- _Excerpted data_
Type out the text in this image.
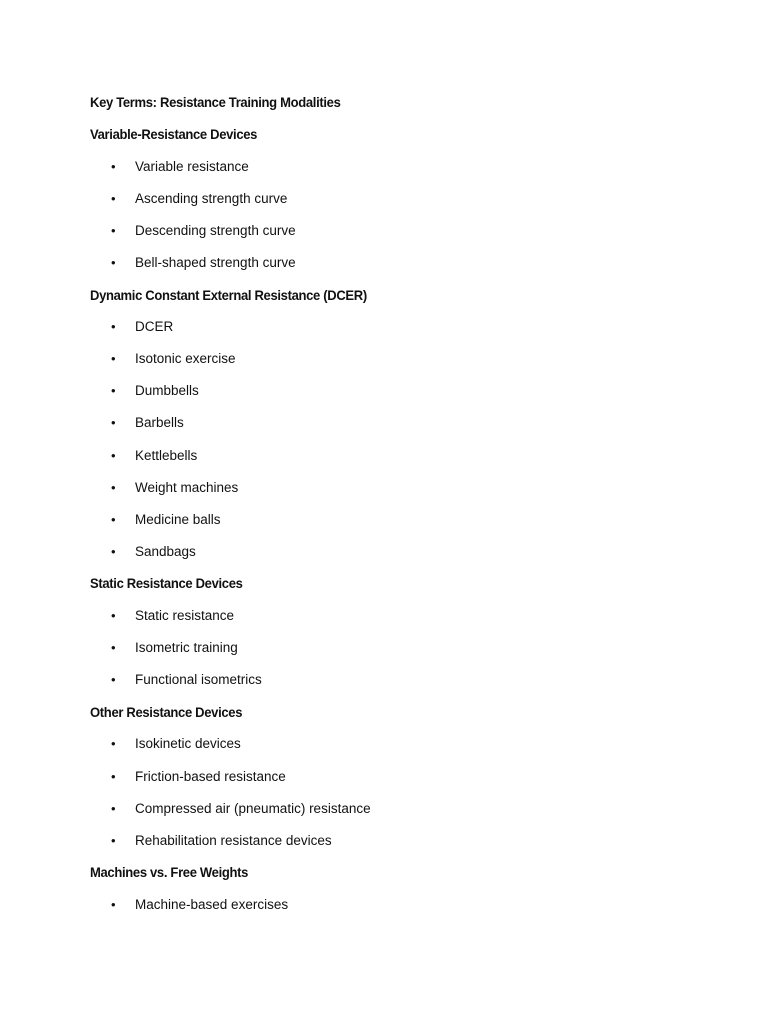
Key Terms: Resistance Training Modalities
Variable-Resistance Devices
•	Variable resistance
•	Ascending strength curve
•	Descending strength curve
•	Bell-shaped strength curve
Dynamic Constant External Resistance (DCER)
•	DCER
•	Isotonic exercise
•	Dumbbells
•	Barbells
•	Kettlebells
•	Weight machines
•	Medicine balls
•	Sandbags
Static Resistance Devices
•	Static resistance
•	Isometric training
•	Functional isometrics
Other Resistance Devices
•	Isokinetic devices
•	Friction-based resistance
•	Compressed air (pneumatic) resistance
•	Rehabilitation resistance devices
Machines vs. Free Weights
•	Machine-based exercises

- _Task details_
Output a single number: how many lines contain the word "Static".

- _Solution to the exercise_
2